_Exercise prompt_: Tally the lines below that contain the word "está", and give only that number.
########
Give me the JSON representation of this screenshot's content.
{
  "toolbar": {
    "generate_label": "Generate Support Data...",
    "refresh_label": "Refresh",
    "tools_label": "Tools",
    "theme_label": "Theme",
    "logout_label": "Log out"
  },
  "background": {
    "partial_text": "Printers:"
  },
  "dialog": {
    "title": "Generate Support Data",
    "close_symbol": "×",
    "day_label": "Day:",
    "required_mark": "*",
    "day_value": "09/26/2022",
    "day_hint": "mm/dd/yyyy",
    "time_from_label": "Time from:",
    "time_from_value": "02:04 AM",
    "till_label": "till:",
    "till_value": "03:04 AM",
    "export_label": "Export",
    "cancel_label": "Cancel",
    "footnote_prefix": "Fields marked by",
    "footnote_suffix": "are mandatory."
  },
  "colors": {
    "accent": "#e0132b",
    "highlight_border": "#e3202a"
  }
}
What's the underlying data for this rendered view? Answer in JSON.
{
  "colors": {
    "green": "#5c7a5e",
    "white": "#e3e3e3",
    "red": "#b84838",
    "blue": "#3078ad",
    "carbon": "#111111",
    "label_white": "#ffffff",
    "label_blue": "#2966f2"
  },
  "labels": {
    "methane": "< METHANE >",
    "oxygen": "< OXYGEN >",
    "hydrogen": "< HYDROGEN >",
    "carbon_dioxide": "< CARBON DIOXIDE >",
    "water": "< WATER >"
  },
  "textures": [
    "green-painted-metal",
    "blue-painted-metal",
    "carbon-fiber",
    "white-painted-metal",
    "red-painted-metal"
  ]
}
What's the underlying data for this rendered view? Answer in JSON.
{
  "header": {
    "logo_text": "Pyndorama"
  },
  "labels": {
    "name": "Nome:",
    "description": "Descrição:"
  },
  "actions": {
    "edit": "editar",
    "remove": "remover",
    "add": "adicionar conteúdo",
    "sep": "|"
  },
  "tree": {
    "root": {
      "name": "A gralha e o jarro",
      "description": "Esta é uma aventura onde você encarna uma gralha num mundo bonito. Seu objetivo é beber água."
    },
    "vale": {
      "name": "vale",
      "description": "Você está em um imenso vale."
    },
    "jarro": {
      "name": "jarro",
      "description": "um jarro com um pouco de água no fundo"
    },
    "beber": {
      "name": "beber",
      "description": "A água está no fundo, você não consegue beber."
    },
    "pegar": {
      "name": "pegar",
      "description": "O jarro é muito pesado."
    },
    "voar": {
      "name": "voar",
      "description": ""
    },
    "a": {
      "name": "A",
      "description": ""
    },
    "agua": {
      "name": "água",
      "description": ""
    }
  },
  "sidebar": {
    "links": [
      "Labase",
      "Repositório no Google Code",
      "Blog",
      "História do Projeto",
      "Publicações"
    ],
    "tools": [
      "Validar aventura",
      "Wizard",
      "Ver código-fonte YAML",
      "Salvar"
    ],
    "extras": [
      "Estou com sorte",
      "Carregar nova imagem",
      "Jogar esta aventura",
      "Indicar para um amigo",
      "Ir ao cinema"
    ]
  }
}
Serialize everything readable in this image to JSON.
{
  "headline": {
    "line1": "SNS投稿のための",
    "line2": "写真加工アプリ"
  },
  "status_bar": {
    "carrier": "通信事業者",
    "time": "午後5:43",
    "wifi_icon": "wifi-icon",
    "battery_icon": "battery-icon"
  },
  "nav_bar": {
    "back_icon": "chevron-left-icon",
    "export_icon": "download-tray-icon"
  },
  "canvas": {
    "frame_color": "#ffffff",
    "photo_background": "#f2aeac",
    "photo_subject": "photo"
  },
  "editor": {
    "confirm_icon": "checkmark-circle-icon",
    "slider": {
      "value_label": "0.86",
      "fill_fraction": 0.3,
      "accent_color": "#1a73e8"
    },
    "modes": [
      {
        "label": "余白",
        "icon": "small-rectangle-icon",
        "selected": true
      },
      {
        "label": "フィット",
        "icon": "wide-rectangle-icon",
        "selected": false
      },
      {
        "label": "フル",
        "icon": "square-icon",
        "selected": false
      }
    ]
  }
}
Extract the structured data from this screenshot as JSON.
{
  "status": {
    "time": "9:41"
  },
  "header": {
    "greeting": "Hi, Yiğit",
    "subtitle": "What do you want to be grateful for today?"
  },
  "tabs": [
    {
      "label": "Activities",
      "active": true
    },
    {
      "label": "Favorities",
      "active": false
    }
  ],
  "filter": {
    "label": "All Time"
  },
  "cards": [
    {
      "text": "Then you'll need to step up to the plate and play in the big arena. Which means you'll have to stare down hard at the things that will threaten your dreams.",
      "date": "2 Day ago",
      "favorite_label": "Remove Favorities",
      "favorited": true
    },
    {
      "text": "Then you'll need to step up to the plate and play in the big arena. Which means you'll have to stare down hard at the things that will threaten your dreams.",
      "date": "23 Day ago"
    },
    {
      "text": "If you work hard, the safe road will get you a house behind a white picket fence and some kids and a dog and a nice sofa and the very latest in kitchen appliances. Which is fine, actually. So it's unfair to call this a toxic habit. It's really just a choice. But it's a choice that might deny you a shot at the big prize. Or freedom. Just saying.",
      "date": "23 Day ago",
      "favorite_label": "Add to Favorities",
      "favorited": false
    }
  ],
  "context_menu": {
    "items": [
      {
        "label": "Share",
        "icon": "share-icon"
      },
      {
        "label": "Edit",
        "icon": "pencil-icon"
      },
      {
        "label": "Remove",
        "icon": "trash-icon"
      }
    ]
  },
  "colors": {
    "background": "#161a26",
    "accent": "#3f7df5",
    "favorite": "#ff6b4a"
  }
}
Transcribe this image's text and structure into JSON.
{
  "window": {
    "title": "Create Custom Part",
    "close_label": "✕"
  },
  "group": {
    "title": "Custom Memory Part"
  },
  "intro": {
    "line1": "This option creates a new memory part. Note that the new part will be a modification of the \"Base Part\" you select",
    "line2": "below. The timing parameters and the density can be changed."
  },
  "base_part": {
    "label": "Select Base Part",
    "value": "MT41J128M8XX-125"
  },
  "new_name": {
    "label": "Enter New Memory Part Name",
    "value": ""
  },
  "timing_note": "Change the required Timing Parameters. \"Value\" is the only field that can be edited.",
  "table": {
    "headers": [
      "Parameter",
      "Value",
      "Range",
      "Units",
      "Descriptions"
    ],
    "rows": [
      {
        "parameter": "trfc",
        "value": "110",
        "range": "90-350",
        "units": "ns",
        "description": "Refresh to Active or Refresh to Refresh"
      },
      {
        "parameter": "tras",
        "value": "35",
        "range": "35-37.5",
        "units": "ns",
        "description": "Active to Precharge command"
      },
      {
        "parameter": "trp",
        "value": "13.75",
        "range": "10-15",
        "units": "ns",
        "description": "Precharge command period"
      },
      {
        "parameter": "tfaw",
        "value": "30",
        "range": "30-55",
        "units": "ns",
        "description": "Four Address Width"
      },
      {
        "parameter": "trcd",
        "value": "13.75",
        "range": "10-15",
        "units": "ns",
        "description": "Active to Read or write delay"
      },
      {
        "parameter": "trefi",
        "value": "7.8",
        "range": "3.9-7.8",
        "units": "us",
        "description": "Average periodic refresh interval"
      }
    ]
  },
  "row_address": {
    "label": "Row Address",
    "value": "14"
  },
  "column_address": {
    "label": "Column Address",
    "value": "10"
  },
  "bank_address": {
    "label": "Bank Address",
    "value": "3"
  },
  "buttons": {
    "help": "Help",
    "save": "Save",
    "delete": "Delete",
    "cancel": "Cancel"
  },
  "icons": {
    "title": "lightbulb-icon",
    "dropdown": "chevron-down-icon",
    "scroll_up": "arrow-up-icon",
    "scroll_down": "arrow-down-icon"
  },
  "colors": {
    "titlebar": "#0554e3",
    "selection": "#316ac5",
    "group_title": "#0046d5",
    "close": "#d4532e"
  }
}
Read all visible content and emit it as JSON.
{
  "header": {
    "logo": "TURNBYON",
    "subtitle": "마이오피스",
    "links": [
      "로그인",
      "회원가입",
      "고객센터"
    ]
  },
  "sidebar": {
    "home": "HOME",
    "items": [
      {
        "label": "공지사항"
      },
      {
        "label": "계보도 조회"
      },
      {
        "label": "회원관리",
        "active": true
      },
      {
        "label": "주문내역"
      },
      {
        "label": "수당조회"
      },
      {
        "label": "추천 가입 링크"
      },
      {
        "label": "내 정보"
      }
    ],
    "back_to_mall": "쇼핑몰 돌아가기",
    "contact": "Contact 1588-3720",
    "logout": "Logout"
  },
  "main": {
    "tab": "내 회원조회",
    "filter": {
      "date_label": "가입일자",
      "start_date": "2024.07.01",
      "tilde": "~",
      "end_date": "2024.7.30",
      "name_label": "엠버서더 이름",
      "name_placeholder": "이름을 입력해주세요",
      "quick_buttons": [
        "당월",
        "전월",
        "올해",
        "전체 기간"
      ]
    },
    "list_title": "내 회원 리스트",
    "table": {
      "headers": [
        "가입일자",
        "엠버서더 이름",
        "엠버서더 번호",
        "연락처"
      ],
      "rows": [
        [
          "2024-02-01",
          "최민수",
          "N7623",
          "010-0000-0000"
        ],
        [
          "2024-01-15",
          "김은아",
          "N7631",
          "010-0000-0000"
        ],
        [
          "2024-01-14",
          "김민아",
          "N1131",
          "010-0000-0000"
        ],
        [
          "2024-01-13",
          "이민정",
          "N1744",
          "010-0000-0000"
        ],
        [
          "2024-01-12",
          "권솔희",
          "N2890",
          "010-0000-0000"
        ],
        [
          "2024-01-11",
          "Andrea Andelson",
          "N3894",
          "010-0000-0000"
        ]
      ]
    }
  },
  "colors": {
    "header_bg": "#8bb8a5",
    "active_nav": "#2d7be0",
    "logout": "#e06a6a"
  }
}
########
_Response below_: 2